<<<<

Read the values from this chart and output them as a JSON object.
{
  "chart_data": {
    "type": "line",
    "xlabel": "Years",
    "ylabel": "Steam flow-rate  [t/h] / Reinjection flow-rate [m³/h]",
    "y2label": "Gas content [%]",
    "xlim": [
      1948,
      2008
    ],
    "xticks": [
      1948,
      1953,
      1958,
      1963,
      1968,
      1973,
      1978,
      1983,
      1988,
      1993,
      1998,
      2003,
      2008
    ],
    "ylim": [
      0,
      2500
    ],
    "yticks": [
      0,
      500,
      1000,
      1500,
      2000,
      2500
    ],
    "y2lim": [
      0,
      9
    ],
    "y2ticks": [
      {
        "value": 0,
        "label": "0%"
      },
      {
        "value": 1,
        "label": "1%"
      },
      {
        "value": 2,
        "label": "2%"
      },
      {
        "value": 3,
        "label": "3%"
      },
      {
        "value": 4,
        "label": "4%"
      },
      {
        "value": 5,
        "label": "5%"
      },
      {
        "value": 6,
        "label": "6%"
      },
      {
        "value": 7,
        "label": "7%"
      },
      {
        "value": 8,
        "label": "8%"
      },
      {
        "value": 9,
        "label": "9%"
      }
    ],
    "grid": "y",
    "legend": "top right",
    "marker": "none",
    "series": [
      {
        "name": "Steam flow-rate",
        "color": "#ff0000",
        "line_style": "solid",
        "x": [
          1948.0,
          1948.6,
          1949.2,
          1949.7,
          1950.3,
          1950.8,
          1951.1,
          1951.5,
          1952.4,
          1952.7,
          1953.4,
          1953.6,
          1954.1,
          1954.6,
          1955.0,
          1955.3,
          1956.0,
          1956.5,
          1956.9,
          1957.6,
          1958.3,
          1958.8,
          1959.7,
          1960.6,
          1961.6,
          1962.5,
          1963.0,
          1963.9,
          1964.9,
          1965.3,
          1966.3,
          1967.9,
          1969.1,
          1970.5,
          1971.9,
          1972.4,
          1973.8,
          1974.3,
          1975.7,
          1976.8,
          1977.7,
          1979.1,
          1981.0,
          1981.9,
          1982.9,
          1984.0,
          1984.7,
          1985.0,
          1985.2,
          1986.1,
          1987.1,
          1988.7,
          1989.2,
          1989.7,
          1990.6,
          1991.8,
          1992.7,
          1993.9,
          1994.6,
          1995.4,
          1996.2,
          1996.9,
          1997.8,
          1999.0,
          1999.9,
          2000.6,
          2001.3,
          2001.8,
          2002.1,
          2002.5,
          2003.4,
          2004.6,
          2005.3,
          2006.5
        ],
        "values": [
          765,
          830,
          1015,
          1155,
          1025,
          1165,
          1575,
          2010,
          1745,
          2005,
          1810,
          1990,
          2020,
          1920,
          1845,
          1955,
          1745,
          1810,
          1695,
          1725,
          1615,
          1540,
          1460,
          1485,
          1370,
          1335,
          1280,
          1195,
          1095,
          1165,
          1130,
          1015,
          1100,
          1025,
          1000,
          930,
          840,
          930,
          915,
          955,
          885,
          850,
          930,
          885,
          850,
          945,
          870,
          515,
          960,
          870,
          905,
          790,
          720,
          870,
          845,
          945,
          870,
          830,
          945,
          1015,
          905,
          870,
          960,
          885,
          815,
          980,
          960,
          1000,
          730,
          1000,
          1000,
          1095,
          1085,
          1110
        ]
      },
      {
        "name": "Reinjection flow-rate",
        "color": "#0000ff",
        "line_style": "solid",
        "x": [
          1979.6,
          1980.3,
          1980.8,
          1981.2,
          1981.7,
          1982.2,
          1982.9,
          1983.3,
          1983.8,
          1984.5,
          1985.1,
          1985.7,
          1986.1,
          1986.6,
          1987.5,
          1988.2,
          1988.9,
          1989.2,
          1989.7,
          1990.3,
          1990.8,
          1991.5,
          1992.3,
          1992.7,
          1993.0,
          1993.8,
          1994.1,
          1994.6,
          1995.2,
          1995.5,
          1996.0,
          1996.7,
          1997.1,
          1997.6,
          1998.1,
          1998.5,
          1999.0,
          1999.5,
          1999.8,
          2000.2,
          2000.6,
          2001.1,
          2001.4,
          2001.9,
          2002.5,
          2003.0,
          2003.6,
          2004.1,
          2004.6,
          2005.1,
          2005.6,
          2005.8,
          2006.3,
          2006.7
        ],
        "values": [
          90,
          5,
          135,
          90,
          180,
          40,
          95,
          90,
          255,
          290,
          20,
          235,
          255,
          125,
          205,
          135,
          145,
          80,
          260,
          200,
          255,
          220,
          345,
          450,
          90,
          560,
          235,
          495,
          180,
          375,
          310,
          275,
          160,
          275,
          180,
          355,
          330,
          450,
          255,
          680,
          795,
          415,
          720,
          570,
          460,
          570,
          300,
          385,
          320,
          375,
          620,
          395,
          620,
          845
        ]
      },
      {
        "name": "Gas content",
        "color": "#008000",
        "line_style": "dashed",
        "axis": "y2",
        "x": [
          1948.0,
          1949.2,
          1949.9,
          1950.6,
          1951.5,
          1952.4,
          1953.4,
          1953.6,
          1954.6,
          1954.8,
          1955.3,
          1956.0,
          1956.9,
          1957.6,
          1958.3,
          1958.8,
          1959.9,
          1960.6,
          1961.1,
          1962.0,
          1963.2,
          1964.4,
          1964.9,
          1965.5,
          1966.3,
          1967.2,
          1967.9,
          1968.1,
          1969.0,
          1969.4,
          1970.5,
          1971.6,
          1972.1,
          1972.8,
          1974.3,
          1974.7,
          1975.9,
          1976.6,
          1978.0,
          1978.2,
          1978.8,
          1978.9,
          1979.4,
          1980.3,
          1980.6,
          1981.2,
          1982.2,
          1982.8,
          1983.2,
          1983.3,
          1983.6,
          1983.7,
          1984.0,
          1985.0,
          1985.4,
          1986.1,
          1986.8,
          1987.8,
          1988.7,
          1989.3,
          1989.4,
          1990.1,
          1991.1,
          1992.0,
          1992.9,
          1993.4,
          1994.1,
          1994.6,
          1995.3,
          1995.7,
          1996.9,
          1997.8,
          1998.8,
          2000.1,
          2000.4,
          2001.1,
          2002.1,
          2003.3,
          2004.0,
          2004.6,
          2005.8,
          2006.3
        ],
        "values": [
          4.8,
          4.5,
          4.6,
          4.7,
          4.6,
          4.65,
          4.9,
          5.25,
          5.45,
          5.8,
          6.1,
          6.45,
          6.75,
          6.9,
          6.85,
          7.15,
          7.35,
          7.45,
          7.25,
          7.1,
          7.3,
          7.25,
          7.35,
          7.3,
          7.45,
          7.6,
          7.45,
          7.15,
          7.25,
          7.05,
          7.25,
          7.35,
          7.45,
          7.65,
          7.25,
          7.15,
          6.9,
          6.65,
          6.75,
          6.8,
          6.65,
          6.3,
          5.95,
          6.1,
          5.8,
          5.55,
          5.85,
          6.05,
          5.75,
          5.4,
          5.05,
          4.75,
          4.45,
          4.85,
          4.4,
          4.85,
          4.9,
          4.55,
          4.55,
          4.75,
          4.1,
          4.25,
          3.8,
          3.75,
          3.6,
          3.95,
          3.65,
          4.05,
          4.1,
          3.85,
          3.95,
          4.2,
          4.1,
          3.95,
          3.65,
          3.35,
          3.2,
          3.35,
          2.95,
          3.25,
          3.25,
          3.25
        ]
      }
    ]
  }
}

>>>>

**Aim:** Make a list of all lines in the data that contain "content".

**Task result:**
    "y2label": "Gas content [%]",
        "name": "Gas content",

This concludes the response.